Print the entries in full, word for word, but not the pictures.

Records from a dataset
▼▼▼

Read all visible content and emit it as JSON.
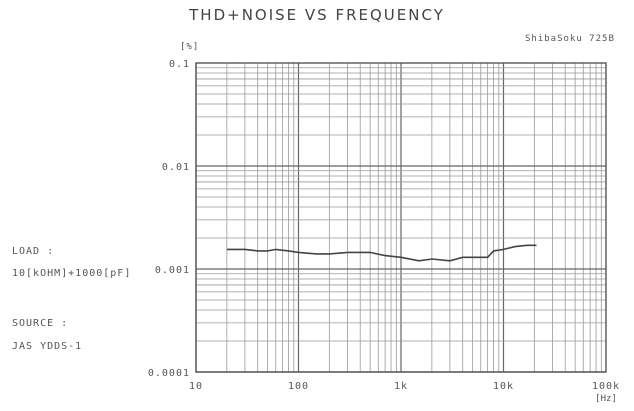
{
  "chart_data": {
    "type": "line",
    "title": "THD+NOISE VS FREQUENCY",
    "brand": "ShibaSoku 725B",
    "ylabel": "[%]",
    "xlabel": "[Hz]",
    "x_scale": "log",
    "y_scale": "log",
    "xlim": [
      10,
      100000
    ],
    "ylim": [
      0.0001,
      0.1
    ],
    "x_ticks": [
      {
        "value": 10,
        "label": "10"
      },
      {
        "value": 100,
        "label": "100"
      },
      {
        "value": 1000,
        "label": "1k"
      },
      {
        "value": 10000,
        "label": "10k"
      },
      {
        "value": 100000,
        "label": "100k"
      }
    ],
    "y_ticks": [
      {
        "value": 0.1,
        "label": "0.1"
      },
      {
        "value": 0.01,
        "label": "0.01"
      },
      {
        "value": 0.001,
        "label": "0.001"
      },
      {
        "value": 0.0001,
        "label": "0.0001"
      }
    ],
    "grid": true,
    "series": [
      {
        "color": "#444444",
        "points": [
          [
            20,
            0.00155
          ],
          [
            30,
            0.00155
          ],
          [
            40,
            0.0015
          ],
          [
            50,
            0.0015
          ],
          [
            60,
            0.00155
          ],
          [
            80,
            0.0015
          ],
          [
            100,
            0.00145
          ],
          [
            150,
            0.0014
          ],
          [
            200,
            0.0014
          ],
          [
            300,
            0.00145
          ],
          [
            500,
            0.00145
          ],
          [
            700,
            0.00135
          ],
          [
            1000,
            0.0013
          ],
          [
            1500,
            0.0012
          ],
          [
            2000,
            0.00125
          ],
          [
            3000,
            0.0012
          ],
          [
            4000,
            0.0013
          ],
          [
            5000,
            0.0013
          ],
          [
            7000,
            0.0013
          ],
          [
            8000,
            0.0015
          ],
          [
            10000,
            0.00155
          ],
          [
            13000,
            0.00165
          ],
          [
            17000,
            0.0017
          ],
          [
            21000,
            0.0017
          ]
        ]
      }
    ]
  },
  "conditions": {
    "load_label": "LOAD :",
    "load_value": "10[kOHM]+1000[pF]",
    "source_label": "SOURCE :",
    "source_value": "JAS YDDS-1"
  }
}
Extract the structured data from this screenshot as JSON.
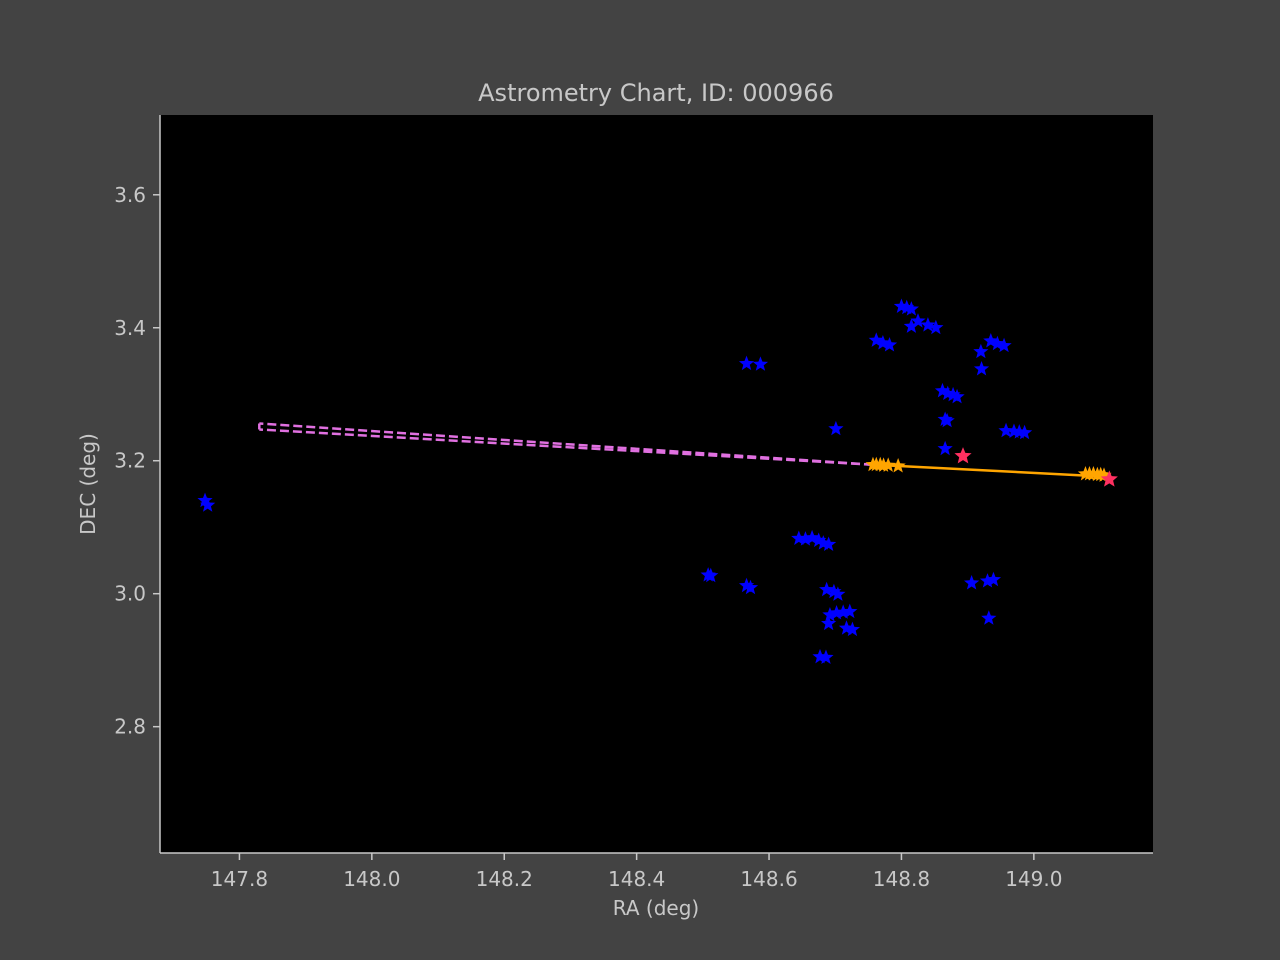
{
  "chart_data": {
    "type": "scatter",
    "title": "Astrometry Chart, ID: 000966",
    "xlabel": "RA (deg)",
    "ylabel": "DEC (deg)",
    "xlim": [
      147.68,
      149.18
    ],
    "ylim": [
      2.61,
      3.72
    ],
    "xticks": [
      147.8,
      148.0,
      148.2,
      148.4,
      148.6,
      148.8,
      149.0
    ],
    "xtick_labels": [
      "147.8",
      "148.0",
      "148.2",
      "148.4",
      "148.6",
      "148.8",
      "149.0"
    ],
    "yticks": [
      2.8,
      3.0,
      3.2,
      3.4,
      3.6
    ],
    "ytick_labels": [
      "2.8",
      "3.0",
      "3.2",
      "3.4",
      "3.6"
    ],
    "grid": false,
    "legend": "none",
    "colors": {
      "background": "#434343",
      "plot_area": "#000000",
      "text": "#c8c8c8",
      "field_stars": "#0000ff",
      "track": "#ffa500",
      "extrapolated_track": "#e070e0",
      "highlight": "#ff3060"
    },
    "series": [
      {
        "marker": "star-icon",
        "color": "#0000ff",
        "points": [
          [
            147.748,
            3.14
          ],
          [
            147.752,
            3.133
          ],
          [
            148.508,
            3.028
          ],
          [
            148.512,
            3.027
          ],
          [
            148.566,
            3.012
          ],
          [
            148.572,
            3.009
          ],
          [
            148.566,
            3.346
          ],
          [
            148.587,
            3.345
          ],
          [
            148.645,
            3.083
          ],
          [
            148.655,
            3.082
          ],
          [
            148.665,
            3.084
          ],
          [
            148.675,
            3.08
          ],
          [
            148.682,
            3.076
          ],
          [
            148.69,
            3.074
          ],
          [
            148.687,
            3.006
          ],
          [
            148.698,
            3.003
          ],
          [
            148.704,
            2.999
          ],
          [
            148.692,
            2.968
          ],
          [
            148.702,
            2.971
          ],
          [
            148.712,
            2.972
          ],
          [
            148.722,
            2.973
          ],
          [
            148.69,
            2.955
          ],
          [
            148.717,
            2.948
          ],
          [
            148.726,
            2.946
          ],
          [
            148.677,
            2.905
          ],
          [
            148.686,
            2.904
          ],
          [
            148.701,
            3.248
          ],
          [
            148.762,
            3.381
          ],
          [
            148.772,
            3.377
          ],
          [
            148.782,
            3.374
          ],
          [
            148.8,
            3.432
          ],
          [
            148.808,
            3.43
          ],
          [
            148.815,
            3.428
          ],
          [
            148.815,
            3.402
          ],
          [
            148.825,
            3.41
          ],
          [
            148.84,
            3.404
          ],
          [
            148.852,
            3.4
          ],
          [
            148.862,
            3.305
          ],
          [
            148.87,
            3.301
          ],
          [
            148.878,
            3.299
          ],
          [
            148.884,
            3.296
          ],
          [
            148.866,
            3.262
          ],
          [
            148.869,
            3.26
          ],
          [
            148.866,
            3.218
          ],
          [
            148.92,
            3.364
          ],
          [
            148.921,
            3.338
          ],
          [
            148.935,
            3.38
          ],
          [
            148.945,
            3.376
          ],
          [
            148.955,
            3.373
          ],
          [
            148.958,
            3.245
          ],
          [
            148.97,
            3.244
          ],
          [
            148.978,
            3.243
          ],
          [
            148.986,
            3.242
          ],
          [
            148.906,
            3.016
          ],
          [
            148.93,
            3.019
          ],
          [
            148.939,
            3.021
          ],
          [
            148.932,
            2.963
          ]
        ]
      },
      {
        "marker": "line",
        "style": "solid",
        "color": "#ffa500",
        "points": [
          [
            148.757,
            3.194
          ],
          [
            149.112,
            3.176
          ]
        ]
      },
      {
        "marker": "star-icon",
        "color": "#ffa500",
        "points": [
          [
            148.757,
            3.194
          ],
          [
            148.762,
            3.194
          ],
          [
            148.768,
            3.194
          ],
          [
            148.773,
            3.193
          ],
          [
            148.78,
            3.193
          ],
          [
            148.795,
            3.192
          ],
          [
            149.078,
            3.18
          ],
          [
            149.084,
            3.18
          ],
          [
            149.09,
            3.18
          ],
          [
            149.096,
            3.179
          ],
          [
            149.101,
            3.179
          ],
          [
            149.106,
            3.178
          ]
        ]
      },
      {
        "marker": "star-icon",
        "color": "#ff3060",
        "points": [
          [
            148.893,
            3.207
          ],
          [
            149.114,
            3.172
          ]
        ]
      },
      {
        "marker": "line",
        "style": "dashed",
        "color": "#e070e0",
        "points": [
          [
            148.757,
            3.194
          ],
          [
            147.83,
            3.256
          ]
        ]
      },
      {
        "marker": "line",
        "style": "dashed",
        "color": "#e070e0",
        "points": [
          [
            148.757,
            3.194
          ],
          [
            147.83,
            3.247
          ]
        ]
      },
      {
        "marker": "line",
        "style": "dashed",
        "color": "#e070e0",
        "points": [
          [
            147.83,
            3.256
          ],
          [
            147.83,
            3.247
          ]
        ]
      }
    ]
  }
}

▲▲▲

Solution below >>
Read all visible content and emit it as JSON.
{
  "chart_data": {
    "type": "line",
    "title": "THD+NOISE VS FREQUENCY",
    "brand": "ShibaSoku 725B",
    "ylabel": "[%]",
    "xlabel": "[Hz]",
    "x_scale": "log",
    "y_scale": "log",
    "xlim": [
      10,
      100000
    ],
    "ylim": [
      0.0001,
      0.1
    ],
    "x_ticks": [
      {
        "value": 10,
        "label": "10"
      },
      {
        "value": 100,
        "label": "100"
      },
      {
        "value": 1000,
        "label": "1k"
      },
      {
        "value": 10000,
        "label": "10k"
      },
      {
        "value": 100000,
        "label": "100k"
      }
    ],
    "y_ticks": [
      {
        "value": 0.1,
        "label": "0.1"
      },
      {
        "value": 0.01,
        "label": "0.01"
      },
      {
        "value": 0.001,
        "label": "0.001"
      },
      {
        "value": 0.0001,
        "label": "0.0001"
      }
    ],
    "grid": true,
    "series": [
      {
        "color": "#444444",
        "points": [
          [
            20,
            0.00155
          ],
          [
            30,
            0.00155
          ],
          [
            40,
            0.0015
          ],
          [
            50,
            0.0015
          ],
          [
            60,
            0.00155
          ],
          [
            80,
            0.0015
          ],
          [
            100,
            0.00145
          ],
          [
            150,
            0.0014
          ],
          [
            200,
            0.0014
          ],
          [
            300,
            0.00145
          ],
          [
            500,
            0.00145
          ],
          [
            700,
            0.00135
          ],
          [
            1000,
            0.0013
          ],
          [
            1500,
            0.0012
          ],
          [
            2000,
            0.00125
          ],
          [
            3000,
            0.0012
          ],
          [
            4000,
            0.0013
          ],
          [
            5000,
            0.0013
          ],
          [
            7000,
            0.0013
          ],
          [
            8000,
            0.0015
          ],
          [
            10000,
            0.00155
          ],
          [
            13000,
            0.00165
          ],
          [
            17000,
            0.0017
          ],
          [
            21000,
            0.0017
          ]
        ]
      }
    ]
  },
  "conditions": {
    "load_label": "LOAD :",
    "load_value": "10[kOHM]+1000[pF]",
    "source_label": "SOURCE :",
    "source_value": "JAS YDDS-1"
  }
}
Extract the structured data from this screenshot as JSON.
{
  "chart_data": {
    "type": "scatter",
    "title": "Astrometry Chart, ID: 000966",
    "xlabel": "RA (deg)",
    "ylabel": "DEC (deg)",
    "xlim": [
      147.68,
      149.18
    ],
    "ylim": [
      2.61,
      3.72
    ],
    "xticks": [
      147.8,
      148.0,
      148.2,
      148.4,
      148.6,
      148.8,
      149.0
    ],
    "xtick_labels": [
      "147.8",
      "148.0",
      "148.2",
      "148.4",
      "148.6",
      "148.8",
      "149.0"
    ],
    "yticks": [
      2.8,
      3.0,
      3.2,
      3.4,
      3.6
    ],
    "ytick_labels": [
      "2.8",
      "3.0",
      "3.2",
      "3.4",
      "3.6"
    ],
    "grid": false,
    "legend": "none",
    "colors": {
      "background": "#434343",
      "plot_area": "#000000",
      "text": "#c8c8c8",
      "field_stars": "#0000ff",
      "track": "#ffa500",
      "extrapolated_track": "#e070e0",
      "highlight": "#ff3060"
    },
    "series": [
      {
        "marker": "star-icon",
        "color": "#0000ff",
        "points": [
          [
            147.748,
            3.14
          ],
          [
            147.752,
            3.133
          ],
          [
            148.508,
            3.028
          ],
          [
            148.512,
            3.027
          ],
          [
            148.566,
            3.012
          ],
          [
            148.572,
            3.009
          ],
          [
            148.566,
            3.346
          ],
          [
            148.587,
            3.345
          ],
          [
            148.645,
            3.083
          ],
          [
            148.655,
            3.082
          ],
          [
            148.665,
            3.084
          ],
          [
            148.675,
            3.08
          ],
          [
            148.682,
            3.076
          ],
          [
            148.69,
            3.074
          ],
          [
            148.687,
            3.006
          ],
          [
            148.698,
            3.003
          ],
          [
            148.704,
            2.999
          ],
          [
            148.692,
            2.968
          ],
          [
            148.702,
            2.971
          ],
          [
            148.712,
            2.972
          ],
          [
            148.722,
            2.973
          ],
          [
            148.69,
            2.955
          ],
          [
            148.717,
            2.948
          ],
          [
            148.726,
            2.946
          ],
          [
            148.677,
            2.905
          ],
          [
            148.686,
            2.904
          ],
          [
            148.701,
            3.248
          ],
          [
            148.762,
            3.381
          ],
          [
            148.772,
            3.377
          ],
          [
            148.782,
            3.374
          ],
          [
            148.8,
            3.432
          ],
          [
            148.808,
            3.43
          ],
          [
            148.815,
            3.428
          ],
          [
            148.815,
            3.402
          ],
          [
            148.825,
            3.41
          ],
          [
            148.84,
            3.404
          ],
          [
            148.852,
            3.4
          ],
          [
            148.862,
            3.305
          ],
          [
            148.87,
            3.301
          ],
          [
            148.878,
            3.299
          ],
          [
            148.884,
            3.296
          ],
          [
            148.866,
            3.262
          ],
          [
            148.869,
            3.26
          ],
          [
            148.866,
            3.218
          ],
          [
            148.92,
            3.364
          ],
          [
            148.921,
            3.338
          ],
          [
            148.935,
            3.38
          ],
          [
            148.945,
            3.376
          ],
          [
            148.955,
            3.373
          ],
          [
            148.958,
            3.245
          ],
          [
            148.97,
            3.244
          ],
          [
            148.978,
            3.243
          ],
          [
            148.986,
            3.242
          ],
          [
            148.906,
            3.016
          ],
          [
            148.93,
            3.019
          ],
          [
            148.939,
            3.021
          ],
          [
            148.932,
            2.963
          ]
        ]
      },
      {
        "marker": "line",
        "style": "solid",
        "color": "#ffa500",
        "points": [
          [
            148.757,
            3.194
          ],
          [
            149.112,
            3.176
          ]
        ]
      },
      {
        "marker": "star-icon",
        "color": "#ffa500",
        "points": [
          [
            148.757,
            3.194
          ],
          [
            148.762,
            3.194
          ],
          [
            148.768,
            3.194
          ],
          [
            148.773,
            3.193
          ],
          [
            148.78,
            3.193
          ],
          [
            148.795,
            3.192
          ],
          [
            149.078,
            3.18
          ],
          [
            149.084,
            3.18
          ],
          [
            149.09,
            3.18
          ],
          [
            149.096,
            3.179
          ],
          [
            149.101,
            3.179
          ],
          [
            149.106,
            3.178
          ]
        ]
      },
      {
        "marker": "star-icon",
        "color": "#ff3060",
        "points": [
          [
            148.893,
            3.207
          ],
          [
            149.114,
            3.172
          ]
        ]
      },
      {
        "marker": "line",
        "style": "dashed",
        "color": "#e070e0",
        "points": [
          [
            148.757,
            3.194
          ],
          [
            147.83,
            3.256
          ]
        ]
      },
      {
        "marker": "line",
        "style": "dashed",
        "color": "#e070e0",
        "points": [
          [
            148.757,
            3.194
          ],
          [
            147.83,
            3.247
          ]
        ]
      },
      {
        "marker": "line",
        "style": "dashed",
        "color": "#e070e0",
        "points": [
          [
            147.83,
            3.256
          ],
          [
            147.83,
            3.247
          ]
        ]
      }
    ]
  }
}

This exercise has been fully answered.